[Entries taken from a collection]
*-*-*

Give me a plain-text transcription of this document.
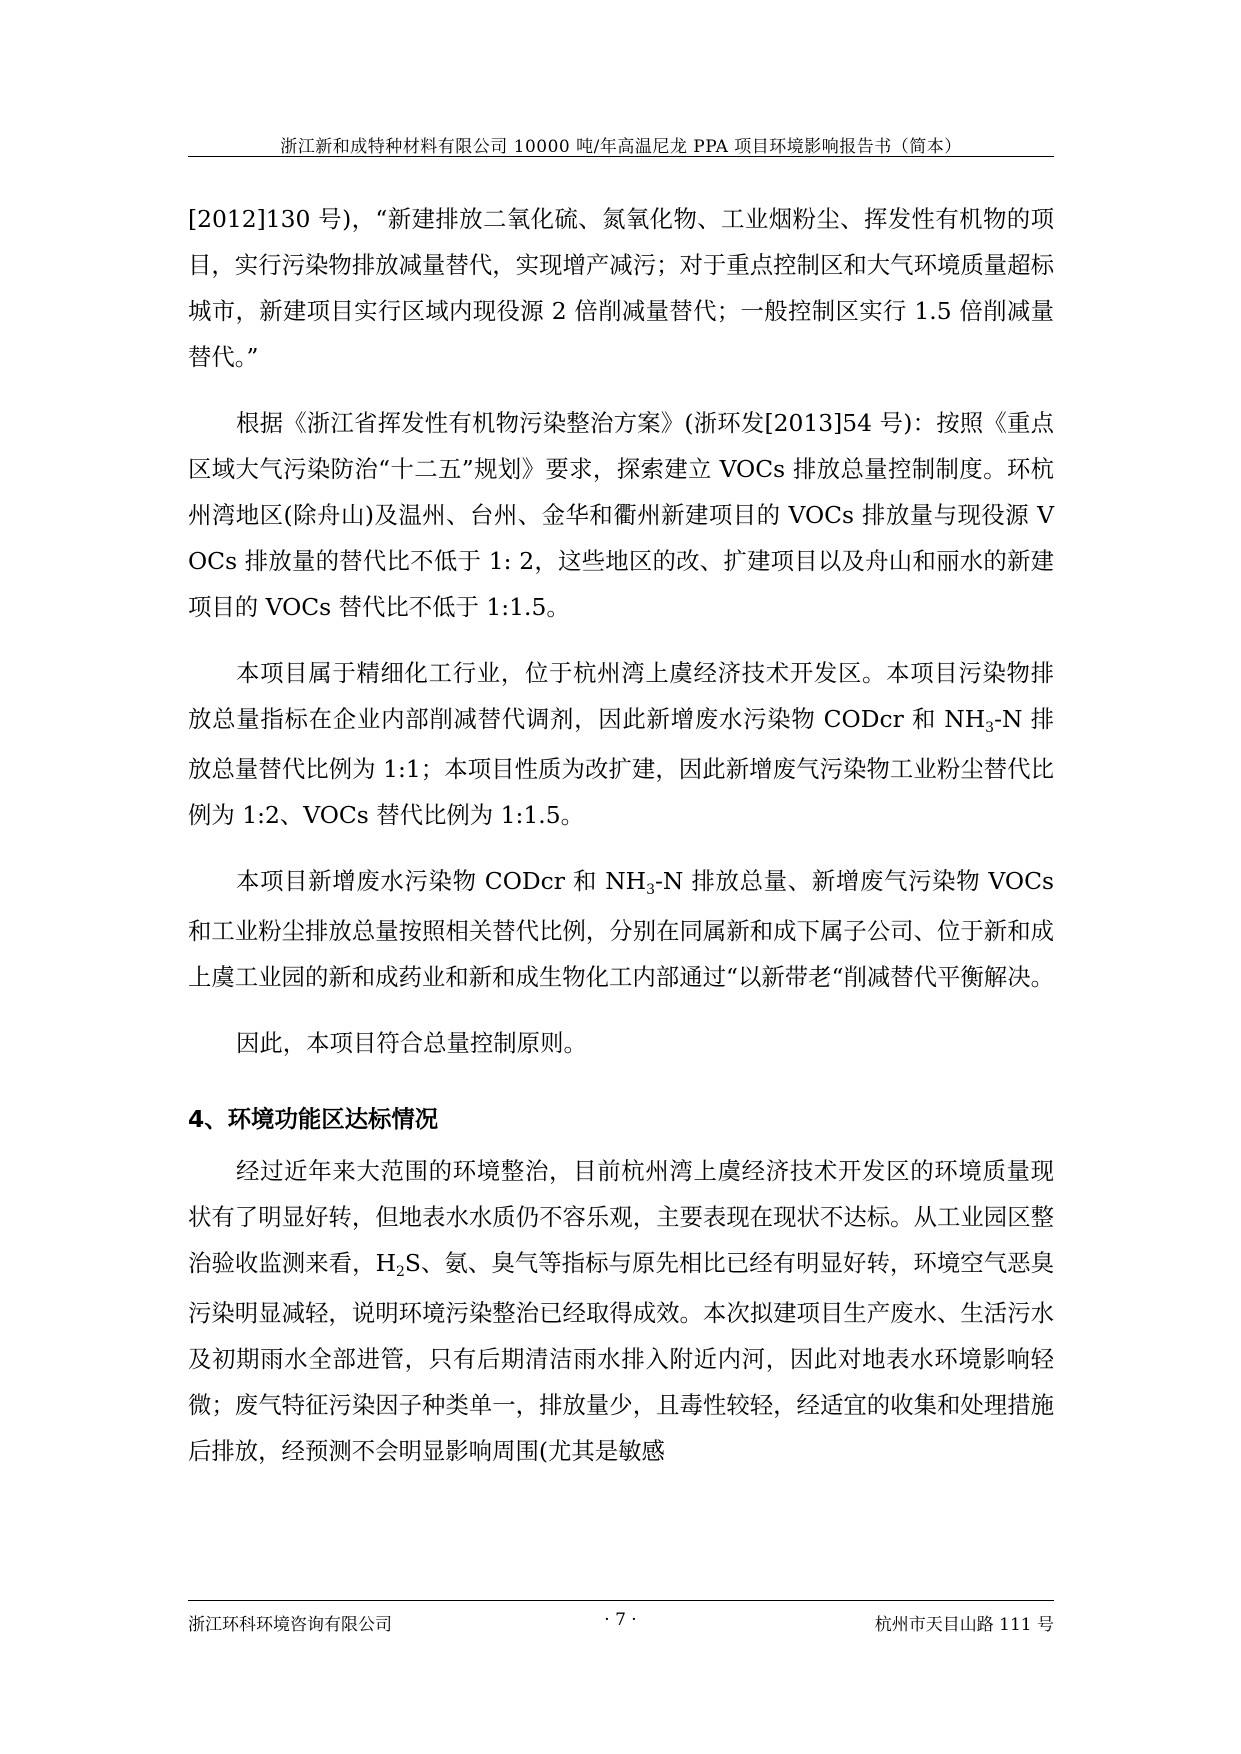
浙江新和成特种材料有限公司 10000 吨/年高温尼龙 PPA 项目环境影响报告书（简本）

[2012]130 号)，“新建排放二氧化硫、氮氧化物、工业烟粉尘、挥发性有机物的项目，实行污染物排放减量替代，实现增产减污；对于重点控制区和大气环境质量超标城市，新建项目实行区域内现役源 2 倍削减量替代；一般控制区实行 1.5 倍削减量替代。”

根据《浙江省挥发性有机物污染整治方案》(浙环发[2013]54 号)：按照《重点区域大气污染防治“十二五”规划》要求，探索建立 VOCs 排放总量控制制度。环杭州湾地区(除舟山)及温州、台州、金华和衢州新建项目的 VOCs 排放量与现役源 VOCs 排放量的替代比不低于 1: 2，这些地区的改、扩建项目以及舟山和丽水的新建项目的 VOCs 替代比不低于 1:1.5。

本项目属于精细化工行业，位于杭州湾上虞经济技术开发区。本项目污染物排放总量指标在企业内部削减替代调剂，因此新增废水污染物 CODcr 和 $NH_3-N$ 排放总量替代比例为 1:1；本项目性质为改扩建，因此新增废气污染物工业粉尘替代比例为 1:2、VOCs 替代比例为 1:1.5。

本项目新增废水污染物 CODcr 和 $NH_3-N$ 排放总量、新增废气污染物 VOCs 和工业粉尘排放总量按照相关替代比例，分别在同属新和成下属子公司、位于新和成上虞工业园的新和成药业和新和成生物化工内部通过“以新带老“削减替代平衡解决。

因此，本项目符合总量控制原则。

4、环境功能区达标情况

经过近年来大范围的环境整治，目前杭州湾上虞经济技术开发区的环境质量现状有了明显好转，但地表水水质仍不容乐观，主要表现在现状不达标。从工业园区整治验收监测来看，$H_2S$、氨、臭气等指标与原先相比已经有明显好转，环境空气恶臭污染明显减轻，说明环境污染整治已经取得成效。本次拟建项目生产废水、生活污水及初期雨水全部进管，只有后期清洁雨水排入附近内河，因此对地表水环境影响轻微；废气特征污染因子种类单一，排放量少，且毒性较轻，经适宜的收集和处理措施后排放，经预测不会明显影响周围(尤其是敏感

浙江环科环境咨询有限公司	· 7 ·	杭州市天目山路 111 号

*-*-*

## REQUIRED WORK
The material above holds pictures; copy everything else in it exactly.

## COMPLETED TASK
Give me a plain-text transcription of this document.
浙江新和成特种材料有限公司 10000 吨/年高温尼龙 PPA 项目环境影响报告书（简本）

[2012]130 号)，“新建排放二氧化硫、氮氧化物、工业烟粉尘、挥发性有机物的项目，实行污染物排放减量替代，实现增产减污；对于重点控制区和大气环境质量超标城市，新建项目实行区域内现役源 2 倍削减量替代；一般控制区实行 1.5 倍削减量替代。”

根据《浙江省挥发性有机物污染整治方案》(浙环发[2013]54 号)：按照《重点区域大气污染防治“十二五”规划》要求，探索建立 VOCs 排放总量控制制度。环杭州湾地区(除舟山)及温州、台州、金华和衢州新建项目的 VOCs 排放量与现役源 VOCs 排放量的替代比不低于 1: 2，这些地区的改、扩建项目以及舟山和丽水的新建项目的 VOCs 替代比不低于 1:1.5。

本项目属于精细化工行业，位于杭州湾上虞经济技术开发区。本项目污染物排放总量指标在企业内部削减替代调剂，因此新增废水污染物 CODcr 和 $NH_3-N$ 排放总量替代比例为 1:1；本项目性质为改扩建，因此新增废气污染物工业粉尘替代比例为 1:2、VOCs 替代比例为 1:1.5。

本项目新增废水污染物 CODcr 和 $NH_3-N$ 排放总量、新增废气污染物 VOCs 和工业粉尘排放总量按照相关替代比例，分别在同属新和成下属子公司、位于新和成上虞工业园的新和成药业和新和成生物化工内部通过“以新带老“削减替代平衡解决。

因此，本项目符合总量控制原则。

4、环境功能区达标情况

经过近年来大范围的环境整治，目前杭州湾上虞经济技术开发区的环境质量现状有了明显好转，但地表水水质仍不容乐观，主要表现在现状不达标。从工业园区整治验收监测来看，$H_2S$、氨、臭气等指标与原先相比已经有明显好转，环境空气恶臭污染明显减轻，说明环境污染整治已经取得成效。本次拟建项目生产废水、生活污水及初期雨水全部进管，只有后期清洁雨水排入附近内河，因此对地表水环境影响轻微；废气特征污染因子种类单一，排放量少，且毒性较轻，经适宜的收集和处理措施后排放，经预测不会明显影响周围(尤其是敏感

浙江环科环境咨询有限公司	· 7 ·	杭州市天目山路 111 号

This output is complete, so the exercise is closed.